:: WRITTEN EXERCISE ::
Give every line of the listing below as a numbered list, skipping any blank lines and leaving the pictures out.

>> BEGIN DATA FOR THE TASK

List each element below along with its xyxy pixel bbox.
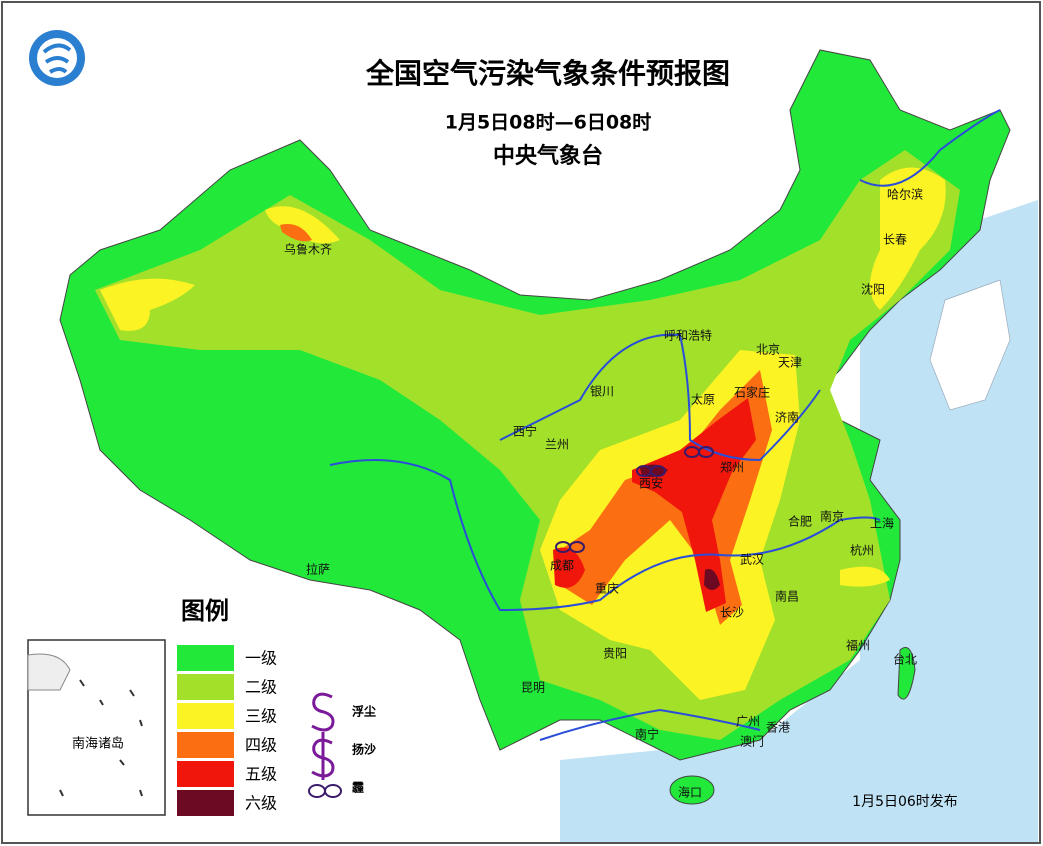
- map-title: 全国空气污染气象条件预报图: [365, 57, 730, 90]
- city-label: 澳门: [740, 734, 764, 749]
- sea: [560, 200, 1038, 842]
- pollution-zones: [59, 49, 1011, 805]
- legend-label: 二级: [245, 678, 277, 697]
- city-label: 广州: [736, 715, 760, 729]
- symbol-label: 扬沙: [352, 742, 376, 757]
- legend-title: 图例: [181, 597, 229, 625]
- haze-symbols: [555, 446, 714, 553]
- inset-label: 南海诸岛: [72, 736, 124, 752]
- issue-time: 1月5日06时发布: [852, 794, 958, 810]
- city-label: 南京: [820, 509, 844, 524]
- zone-6: [704, 569, 720, 590]
- symbol-label: 霾: [352, 781, 364, 795]
- logo: [29, 30, 85, 86]
- city-label: 呼和浩特: [664, 328, 712, 343]
- zone-1: [669, 775, 715, 805]
- legend-swatch: [177, 703, 234, 729]
- legend-swatch: [177, 674, 234, 700]
- city-label: 北京: [756, 343, 780, 357]
- city-label: 南昌: [775, 589, 799, 604]
- city-label: 天津: [778, 356, 802, 370]
- city-label: 海口: [678, 785, 702, 800]
- city-label: 哈尔滨: [887, 187, 923, 202]
- city-label: 贵阳: [603, 647, 627, 661]
- city-label: 成都: [550, 559, 574, 573]
- zone-5: [553, 547, 585, 588]
- city-label: 乌鲁木齐: [284, 242, 332, 257]
- symbol-label: 浮尘: [352, 704, 376, 719]
- symbol-icons: [308, 692, 342, 798]
- zone-3: [265, 206, 340, 244]
- legend-label: 六级: [245, 794, 277, 813]
- city-label: 重庆: [595, 582, 619, 596]
- zone-3: [840, 566, 890, 587]
- city-label: 济南: [775, 410, 799, 425]
- city-label: 兰州: [545, 438, 569, 452]
- legend-label: 五级: [245, 765, 277, 784]
- city-label: 长沙: [720, 606, 744, 620]
- legend-swatch: [177, 732, 234, 758]
- legend-swatch: [177, 645, 234, 671]
- city-label: 上海: [870, 516, 894, 531]
- city-label: 太原: [691, 392, 715, 407]
- legend-label: 一级: [245, 649, 277, 668]
- city-label: 长春: [883, 233, 907, 247]
- city-label: 台北: [893, 652, 917, 667]
- city-label: 银川: [590, 385, 614, 399]
- city-label: 南宁: [635, 727, 659, 742]
- city-label: 昆明: [521, 681, 545, 695]
- legend-swatch: [177, 790, 234, 816]
- zone-3: [100, 278, 195, 331]
- zone-5: [632, 398, 756, 612]
- legend-label: 四级: [245, 736, 277, 755]
- city-label: 西宁: [513, 424, 537, 439]
- city-label: 香港: [766, 721, 790, 735]
- zone-4: [280, 224, 312, 242]
- legend-label: 三级: [245, 707, 277, 726]
- city-label: 沈阳: [861, 282, 885, 297]
- legend-swatch: [177, 761, 234, 787]
- forecast-period: 1月5日08时—6日08时: [445, 112, 652, 134]
- city-label: 福州: [846, 638, 870, 653]
- city-label: 杭州: [850, 543, 874, 558]
- city-label: 石家庄: [734, 385, 770, 400]
- zone-3: [870, 167, 946, 310]
- issuer: 中央气象台: [493, 143, 603, 169]
- city-label: 拉萨: [306, 562, 330, 577]
- city-label: 郑州: [720, 460, 744, 475]
- zone-1: [897, 647, 916, 700]
- rivers: [329, 109, 1001, 741]
- city-label: 西安: [639, 476, 663, 491]
- city-label: 合肥: [788, 514, 812, 529]
- city-label: 武汉: [740, 553, 764, 567]
- inset: 南海诸岛: [27, 639, 166, 816]
- zone-6: [640, 464, 668, 478]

>> END DATA FOR THE TASK

:: PROBLEM SOLUTION ::
1. List each element below along with its xyxy pixel bbox.
2. - map-title: 全国空气污染气象条件预报图: [365, 57, 730, 90]
3. - city-label: 澳门: [740, 734, 764, 749]
4. - sea: [560, 200, 1038, 842]
5. - pollution-zones: [59, 49, 1011, 805]
6. - legend-label: 二级: [245, 678, 277, 697]
7. - city-label: 广州: [736, 715, 760, 729]
8. - symbol-label: 扬沙: [352, 742, 376, 757]
9. - legend-title: 图例: [181, 597, 229, 625]
10. - haze-symbols: [555, 446, 714, 553]
11. - inset-label: 南海诸岛: [72, 736, 124, 752]
12. - issue-time: 1月5日06时发布: [852, 794, 958, 810]
13. - city-label: 南京: [820, 509, 844, 524]
14. - zone-6: [704, 569, 720, 590]
15. - symbol-label: 霾: [352, 781, 364, 795]
16. - logo: [29, 30, 85, 86]
17. - city-label: 呼和浩特: [664, 328, 712, 343]
18. - zone-1: [669, 775, 715, 805]
19. - legend-swatch: [177, 703, 234, 729]
20. - legend-swatch: [177, 674, 234, 700]
21. - city-label: 北京: [756, 343, 780, 357]
22. - city-label: 南昌: [775, 589, 799, 604]
23. - city-label: 天津: [778, 356, 802, 370]
24. - city-label: 海口: [678, 785, 702, 800]
25. - city-label: 哈尔滨: [887, 187, 923, 202]
26. - city-label: 贵阳: [603, 647, 627, 661]
27. - city-label: 成都: [550, 559, 574, 573]
28. - zone-5: [553, 547, 585, 588]
29. - city-label: 乌鲁木齐: [284, 242, 332, 257]
30. - symbol-label: 浮尘: [352, 704, 376, 719]
31. - symbol-icons: [308, 692, 342, 798]
32. - zone-3: [265, 206, 340, 244]
33. - legend-label: 六级: [245, 794, 277, 813]
34. - city-label: 重庆: [595, 582, 619, 596]
35. - zone-3: [840, 566, 890, 587]
36. - city-label: 济南: [775, 410, 799, 425]
37. - city-label: 兰州: [545, 438, 569, 452]
38. - legend-label: 五级: [245, 765, 277, 784]
39. - city-label: 长沙: [720, 606, 744, 620]
40. - legend-swatch: [177, 732, 234, 758]
41. - legend-swatch: [177, 645, 234, 671]
42. - city-label: 上海: [870, 516, 894, 531]
43. - city-label: 太原: [691, 392, 715, 407]
44. - legend-label: 一级: [245, 649, 277, 668]
45. - city-label: 长春: [883, 233, 907, 247]
46. - city-label: 台北: [893, 652, 917, 667]
47. - city-label: 银川: [590, 385, 614, 399]
48. - city-label: 南宁: [635, 727, 659, 742]
49. - city-label: 昆明: [521, 681, 545, 695]
50. - legend-swatch: [177, 790, 234, 816]
51. - zone-3: [100, 278, 195, 331]
52. - zone-5: [632, 398, 756, 612]
53. - legend-label: 四级: [245, 736, 277, 755]
54. - city-label: 西宁: [513, 424, 537, 439]
55. - city-label: 香港: [766, 721, 790, 735]
56. - zone-4: [280, 224, 312, 242]
57. - legend-label: 三级: [245, 707, 277, 726]
58. - city-label: 沈阳: [861, 282, 885, 297]
59. - legend-swatch: [177, 761, 234, 787]
60. - forecast-period: 1月5日08时—6日08时: [445, 112, 652, 134]
61. - city-label: 福州: [846, 638, 870, 653]
62. - city-label: 杭州: [850, 543, 874, 558]
63. - city-label: 石家庄: [734, 385, 770, 400]
64. - zone-3: [870, 167, 946, 310]
65. - issuer: 中央气象台: [493, 143, 603, 169]
66. - city-label: 拉萨: [306, 562, 330, 577]
67. - city-label: 郑州: [720, 460, 744, 475]
68. - zone-1: [897, 647, 916, 700]
69. - rivers: [329, 109, 1001, 741]
70. - city-label: 西安: [639, 476, 663, 491]
71. - city-label: 合肥: [788, 514, 812, 529]
72. - city-label: 武汉: [740, 553, 764, 567]
73. - inset: 南海诸岛: [27, 639, 166, 816]
74. - zone-6: [640, 464, 668, 478]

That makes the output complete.